* _Stated task_: Pick every line with "Energia" from the material below.

==== Provided data

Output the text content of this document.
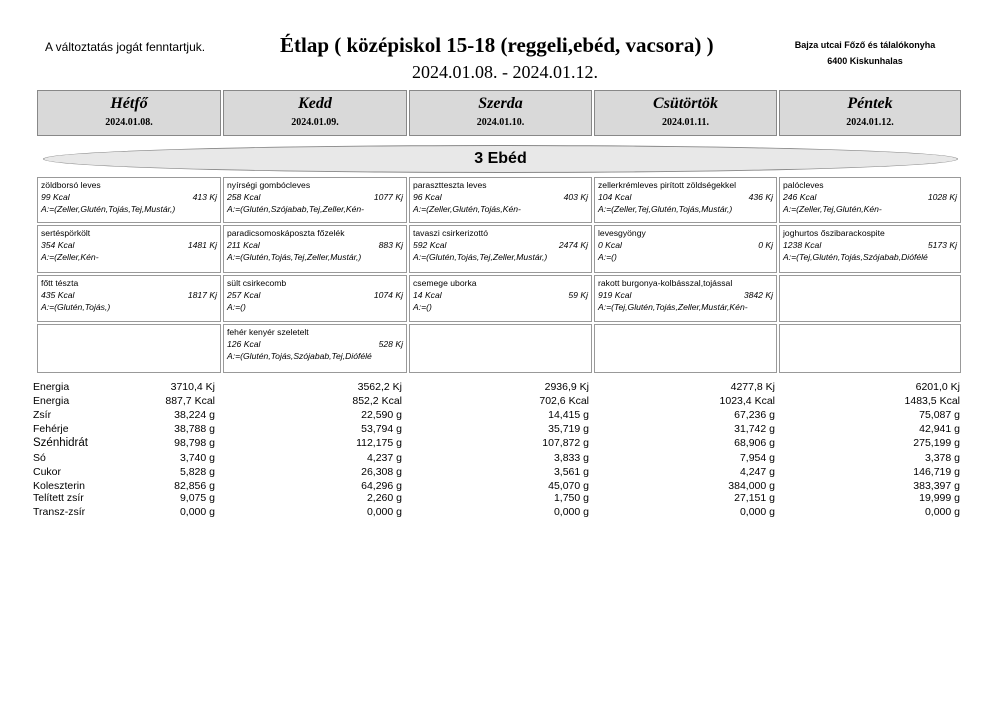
A változtatás jogát fenntartjuk.	Étlap ( középiskol 15-18 (reggeli,ebéd, vacsora) )
2024.01.08. - 2024.01.12.
Bajza utcai Főző és tálalókonyha
6400 Kiskunhalas
Hétfő
2024.01.08.
Kedd
2024.01.09.
Szerda
2024.01.10.
Csütörtök
2024.01.11.
Péntek
2024.01.12.
3 Ebéd
zöldborsó leves
99 Kcal	413 Kj
A:=(Zeller,Glutén,Tojás,Tej,Mustár,)
nyírségi gombócleves
258 Kcal	1077 Kj
A:=(Glutén,Szójabab,Tej,Zeller,Kén-
parasztteszta leves
96 Kcal	403 Kj
A:=(Zeller,Glutén,Tojás,Kén-
zellerkrémleves pirított zöldségekkel
104 Kcal	436 Kj
A:=(Zeller,Tej,Glutén,Tojás,Mustár,)
palócleves
246 Kcal	1028 Kj
A:=(Zeller,Tej,Glutén,Kén-
sertéspörkölt
354 Kcal	1481 Kj
A:=(Zeller,Kén-
paradicsomoskáposzta főzelék
211 Kcal	883 Kj
A:=(Glutén,Tojás,Tej,Zeller,Mustár,)
tavaszi csirkerizottó
592 Kcal	2474 Kj
A:=(Glutén,Tojás,Tej,Zeller,Mustár,)
levesgyöngy
0 Kcal	0 Kj
A:=()
joghurtos őszibarackospite
1238 Kcal	5173 Kj
A:=(Tej,Glutén,Tojás,Szójabab,Diófélé
főtt tészta
435 Kcal	1817 Kj
A:=(Glutén,Tojás,)
sült csirkecomb
257 Kcal	1074 Kj
A:=()
csemege uborka
14 Kcal	59 Kj
A:=()
rakott burgonya-kolbásszal,tojással
919 Kcal	3842 Kj
A:=(Tej,Glutén,Tojás,Zeller,Mustár,Kén-
fehér kenyér szeletelt
126 Kcal	528 Kj
A:=(Glutén,Tojás,Szójabab,Tej,Diófélé
Energia	3710,4 Kj	3562,2 Kj	2936,9 Kj	4277,8 Kj	6201,0 Kj
Energia	887,7 Kcal	852,2 Kcal	702,6 Kcal	1023,4 Kcal	1483,5 Kcal
Zsír	38,224 g	22,590 g	14,415 g	67,236 g	75,087 g
Fehérje	38,788 g	53,794 g	35,719 g	31,742 g	42,941 g
Szénhidrát	98,798 g	112,175 g	107,872 g	68,906 g	275,199 g
Só	3,740 g	4,237 g	3,833 g	7,954 g	3,378 g
Cukor	5,828 g	26,308 g	3,561 g	4,247 g	146,719 g
Koleszterin	82,856 g	64,296 g	45,070 g	384,000 g	383,397 g
Telített zsír	9,075 g	2,260 g	1,750 g	27,151 g	19,999 g
Transz-zsír	0,000 g	0,000 g	0,000 g	0,000 g	0,000 g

========

* _Answer to this problem_:
Energia	3710,4 Kj	3562,2 Kj	2936,9 Kj	4277,8 Kj	6201,0 Kj
Energia	887,7 Kcal	852,2 Kcal	702,6 Kcal	1023,4 Kcal	1483,5 Kcal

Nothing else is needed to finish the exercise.